#### THE TASK:
Transcribe the records exactly. Pictures do not belong in the transcription.
-- Begin --
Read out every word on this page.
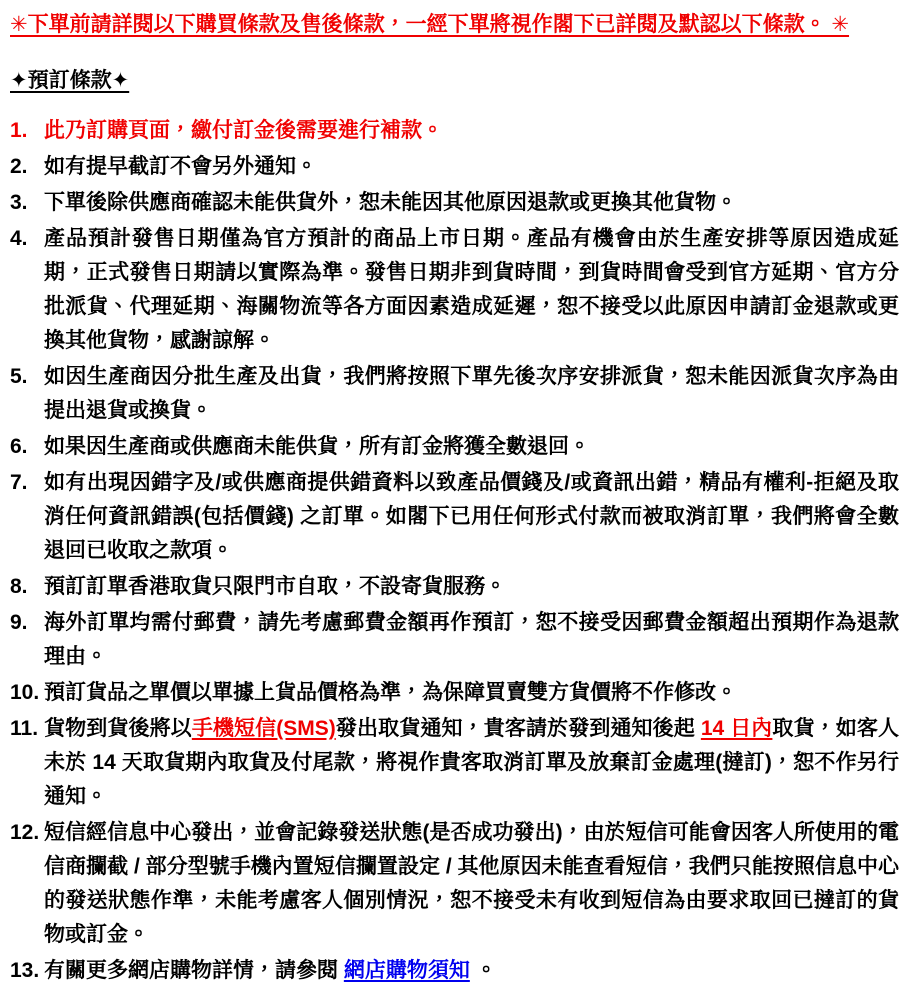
✳下單前請詳閱以下購買條款及售後條款，一經下單將視作閣下已詳閱及默認以下條款。 ✳
✦預訂條款✦
1. 此乃訂購頁面，繳付訂金後需要進行補款。
2. 如有提早截訂不會另外通知。
3. 下單後除供應商確認未能供貨外，恕未能因其他原因退款或更換其他貨物。
4. 產品預計發售日期僅為官方預計的商品上市日期。產品有機會由於生產安排等原因造成延期，正式發售日期請以實際為準。發售日期非到貨時間，到貨時間會受到官方延期、官方分批派貨、代理延期、海關物流等各方面因素造成延遲，恕不接受以此原因申請訂金退款或更換其他貨物，感謝諒解。
5. 如因生產商因分批生產及出貨，我們將按照下單先後次序安排派貨，恕未能因派貨次序為由提出退貨或換貨。
6. 如果因生產商或供應商未能供貨，所有訂金將獲全數退回。
7. 如有出現因錯字及/或供應商提供錯資料以致產品價錢及/或資訊出錯，精品有權利-拒絕及取消任何資訊錯誤(包括價錢) 之訂單。如閣下已用任何形式付款而被取消訂單，我們將會全數退回已收取之款項。
8. 預訂訂單香港取貨只限門市自取，不設寄貨服務。
9. 海外訂單均需付郵費，請先考慮郵費金額再作預訂，恕不接受因郵費金額超出預期作為退款理由。
10. 預訂貨品之單價以單據上貨品價格為準，為保障買賣雙方貨價將不作修改。
11. 貨物到貨後將以手機短信(SMS)發出取貨通知，貴客請於發到通知後起 14 日內取貨，如客人未於 14 天取貨期內取貨及付尾款，將視作貴客取消訂單及放棄訂金處理(撻訂)，恕不作另行通知。
12. 短信經信息中心發出，並會記錄發送狀態(是否成功發出)，由於短信可能會因客人所使用的電信商攔截 / 部分型號手機內置短信攔置設定 / 其他原因未能查看短信，我們只能按照信息中心的發送狀態作準，未能考慮客人個別情況，恕不接受未有收到短信為由要求取回已撻訂的貨物或訂金。
13. 有關更多網店購物詳情，請參閱 網店購物須知 。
-- End --
#### EXERCISE SOLUTION:
Read out every word on this page.
✳下單前請詳閱以下購買條款及售後條款，一經下單將視作閣下已詳閱及默認以下條款。 ✳
✦預訂條款✦
1. 此乃訂購頁面，繳付訂金後需要進行補款。
2. 如有提早截訂不會另外通知。
3. 下單後除供應商確認未能供貨外，恕未能因其他原因退款或更換其他貨物。
4. 產品預計發售日期僅為官方預計的商品上市日期。產品有機會由於生產安排等原因造成延期，正式發售日期請以實際為準。發售日期非到貨時間，到貨時間會受到官方延期、官方分批派貨、代理延期、海關物流等各方面因素造成延遲，恕不接受以此原因申請訂金退款或更換其他貨物，感謝諒解。
5. 如因生產商因分批生產及出貨，我們將按照下單先後次序安排派貨，恕未能因派貨次序為由提出退貨或換貨。
6. 如果因生產商或供應商未能供貨，所有訂金將獲全數退回。
7. 如有出現因錯字及/或供應商提供錯資料以致產品價錢及/或資訊出錯，精品有權利-拒絕及取消任何資訊錯誤(包括價錢) 之訂單。如閣下已用任何形式付款而被取消訂單，我們將會全數退回已收取之款項。
8. 預訂訂單香港取貨只限門市自取，不設寄貨服務。
9. 海外訂單均需付郵費，請先考慮郵費金額再作預訂，恕不接受因郵費金額超出預期作為退款理由。
10. 預訂貨品之單價以單據上貨品價格為準，為保障買賣雙方貨價將不作修改。
11. 貨物到貨後將以手機短信(SMS)發出取貨通知，貴客請於發到通知後起 14 日內取貨，如客人未於 14 天取貨期內取貨及付尾款，將視作貴客取消訂單及放棄訂金處理(撻訂)，恕不作另行通知。
12. 短信經信息中心發出，並會記錄發送狀態(是否成功發出)，由於短信可能會因客人所使用的電信商攔截 / 部分型號手機內置短信攔置設定 / 其他原因未能查看短信，我們只能按照信息中心的發送狀態作準，未能考慮客人個別情況，恕不接受未有收到短信為由要求取回已撻訂的貨物或訂金。
13. 有關更多網店購物詳情，請參閱 網店購物須知 。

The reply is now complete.